** START OF Data for this task **

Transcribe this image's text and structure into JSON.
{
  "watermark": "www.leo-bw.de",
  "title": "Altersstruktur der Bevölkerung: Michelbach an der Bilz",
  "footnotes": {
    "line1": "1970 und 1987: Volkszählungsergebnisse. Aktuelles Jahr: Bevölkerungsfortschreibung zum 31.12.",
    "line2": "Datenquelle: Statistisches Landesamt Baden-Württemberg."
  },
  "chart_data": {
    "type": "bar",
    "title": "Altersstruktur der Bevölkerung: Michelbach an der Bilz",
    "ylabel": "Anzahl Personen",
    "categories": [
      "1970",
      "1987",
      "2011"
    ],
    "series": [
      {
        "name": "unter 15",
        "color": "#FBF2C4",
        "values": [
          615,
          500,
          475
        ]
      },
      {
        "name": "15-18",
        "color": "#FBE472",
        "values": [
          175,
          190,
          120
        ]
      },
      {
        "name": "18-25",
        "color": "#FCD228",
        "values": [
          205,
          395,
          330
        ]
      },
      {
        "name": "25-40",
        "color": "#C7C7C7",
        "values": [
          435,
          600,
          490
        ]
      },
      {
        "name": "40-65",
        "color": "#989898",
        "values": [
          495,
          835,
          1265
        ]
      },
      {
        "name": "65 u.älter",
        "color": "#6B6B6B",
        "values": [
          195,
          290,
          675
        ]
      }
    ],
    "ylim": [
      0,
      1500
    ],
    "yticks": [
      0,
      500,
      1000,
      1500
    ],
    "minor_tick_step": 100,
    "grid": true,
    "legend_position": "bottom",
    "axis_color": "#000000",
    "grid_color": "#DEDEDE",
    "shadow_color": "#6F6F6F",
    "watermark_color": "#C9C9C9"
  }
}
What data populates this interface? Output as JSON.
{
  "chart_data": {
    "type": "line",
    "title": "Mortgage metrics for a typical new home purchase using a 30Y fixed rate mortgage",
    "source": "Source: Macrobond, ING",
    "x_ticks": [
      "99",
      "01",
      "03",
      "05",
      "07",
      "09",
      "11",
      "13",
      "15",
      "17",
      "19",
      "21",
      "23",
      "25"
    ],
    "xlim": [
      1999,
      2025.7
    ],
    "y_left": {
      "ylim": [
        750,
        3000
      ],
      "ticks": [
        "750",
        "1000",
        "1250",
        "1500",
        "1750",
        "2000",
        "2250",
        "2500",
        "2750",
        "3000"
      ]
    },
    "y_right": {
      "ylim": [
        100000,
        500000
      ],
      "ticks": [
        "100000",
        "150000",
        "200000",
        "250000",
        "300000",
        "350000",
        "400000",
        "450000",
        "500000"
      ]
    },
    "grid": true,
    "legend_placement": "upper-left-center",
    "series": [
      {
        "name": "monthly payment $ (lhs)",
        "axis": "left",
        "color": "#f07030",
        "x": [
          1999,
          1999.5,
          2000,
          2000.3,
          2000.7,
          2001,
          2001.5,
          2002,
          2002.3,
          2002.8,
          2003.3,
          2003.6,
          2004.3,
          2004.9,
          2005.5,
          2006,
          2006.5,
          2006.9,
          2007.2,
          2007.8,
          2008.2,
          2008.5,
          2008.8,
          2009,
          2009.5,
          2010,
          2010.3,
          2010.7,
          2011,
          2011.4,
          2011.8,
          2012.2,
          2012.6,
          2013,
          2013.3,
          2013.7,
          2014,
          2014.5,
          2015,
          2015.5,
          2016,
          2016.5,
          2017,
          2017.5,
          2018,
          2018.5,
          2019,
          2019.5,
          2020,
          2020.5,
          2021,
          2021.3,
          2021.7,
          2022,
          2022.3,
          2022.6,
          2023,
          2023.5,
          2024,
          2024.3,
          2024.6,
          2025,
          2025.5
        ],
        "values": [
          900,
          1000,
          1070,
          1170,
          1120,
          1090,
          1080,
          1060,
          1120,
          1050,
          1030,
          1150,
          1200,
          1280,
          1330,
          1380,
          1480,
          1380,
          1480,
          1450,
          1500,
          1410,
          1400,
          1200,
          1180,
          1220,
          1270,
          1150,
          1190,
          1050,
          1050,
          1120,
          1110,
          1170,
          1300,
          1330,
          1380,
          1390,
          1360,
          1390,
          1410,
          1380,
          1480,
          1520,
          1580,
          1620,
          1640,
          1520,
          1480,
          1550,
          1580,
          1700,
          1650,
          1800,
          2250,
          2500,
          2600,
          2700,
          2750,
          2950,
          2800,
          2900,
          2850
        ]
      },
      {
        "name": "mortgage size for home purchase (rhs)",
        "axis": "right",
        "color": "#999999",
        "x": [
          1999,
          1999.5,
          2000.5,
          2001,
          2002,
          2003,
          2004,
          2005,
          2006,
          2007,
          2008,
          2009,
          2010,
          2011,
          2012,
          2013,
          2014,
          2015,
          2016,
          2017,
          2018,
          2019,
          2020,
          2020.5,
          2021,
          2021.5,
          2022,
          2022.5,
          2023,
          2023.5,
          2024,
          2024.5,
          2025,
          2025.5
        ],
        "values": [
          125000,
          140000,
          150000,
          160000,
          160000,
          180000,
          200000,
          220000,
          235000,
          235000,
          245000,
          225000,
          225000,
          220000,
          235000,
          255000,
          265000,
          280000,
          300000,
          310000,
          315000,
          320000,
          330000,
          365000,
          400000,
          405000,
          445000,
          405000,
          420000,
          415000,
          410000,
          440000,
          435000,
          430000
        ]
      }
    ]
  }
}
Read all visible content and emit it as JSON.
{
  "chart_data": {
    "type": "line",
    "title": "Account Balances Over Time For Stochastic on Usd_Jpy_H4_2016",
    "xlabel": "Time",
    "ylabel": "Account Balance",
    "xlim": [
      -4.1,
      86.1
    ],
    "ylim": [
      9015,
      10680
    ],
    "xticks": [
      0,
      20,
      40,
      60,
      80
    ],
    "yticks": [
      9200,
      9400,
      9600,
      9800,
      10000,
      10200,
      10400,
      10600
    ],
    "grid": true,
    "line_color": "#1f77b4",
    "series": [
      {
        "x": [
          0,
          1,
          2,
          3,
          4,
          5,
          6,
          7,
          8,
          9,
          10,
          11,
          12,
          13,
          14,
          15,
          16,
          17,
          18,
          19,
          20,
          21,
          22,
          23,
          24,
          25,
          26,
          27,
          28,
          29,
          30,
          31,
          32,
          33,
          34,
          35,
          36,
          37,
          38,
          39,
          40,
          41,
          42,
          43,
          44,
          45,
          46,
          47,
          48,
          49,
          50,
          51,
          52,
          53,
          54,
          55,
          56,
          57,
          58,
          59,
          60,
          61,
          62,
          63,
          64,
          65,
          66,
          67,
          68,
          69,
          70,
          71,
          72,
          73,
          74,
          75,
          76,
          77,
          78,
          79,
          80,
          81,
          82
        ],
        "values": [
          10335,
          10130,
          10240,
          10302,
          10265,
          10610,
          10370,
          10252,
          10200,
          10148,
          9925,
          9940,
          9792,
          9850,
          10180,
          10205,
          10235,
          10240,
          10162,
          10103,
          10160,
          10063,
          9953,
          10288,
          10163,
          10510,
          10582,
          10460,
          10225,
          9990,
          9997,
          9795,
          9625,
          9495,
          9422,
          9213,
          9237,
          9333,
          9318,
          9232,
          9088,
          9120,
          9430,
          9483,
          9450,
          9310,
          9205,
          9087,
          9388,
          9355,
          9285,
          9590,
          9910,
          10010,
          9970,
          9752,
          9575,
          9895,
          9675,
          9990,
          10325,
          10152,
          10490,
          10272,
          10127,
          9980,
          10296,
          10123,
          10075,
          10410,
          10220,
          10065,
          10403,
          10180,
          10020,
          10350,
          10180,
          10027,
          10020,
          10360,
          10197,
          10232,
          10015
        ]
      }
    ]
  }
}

** END OF Data for this task **

Exercise instructions → Search the entries for the word "Time", then gather every line that has it.

Solution to the exercise →
    "title": "Account Balances Over Time For Stochastic on Usd_Jpy_H4_2016",
    "xlabel": "Time",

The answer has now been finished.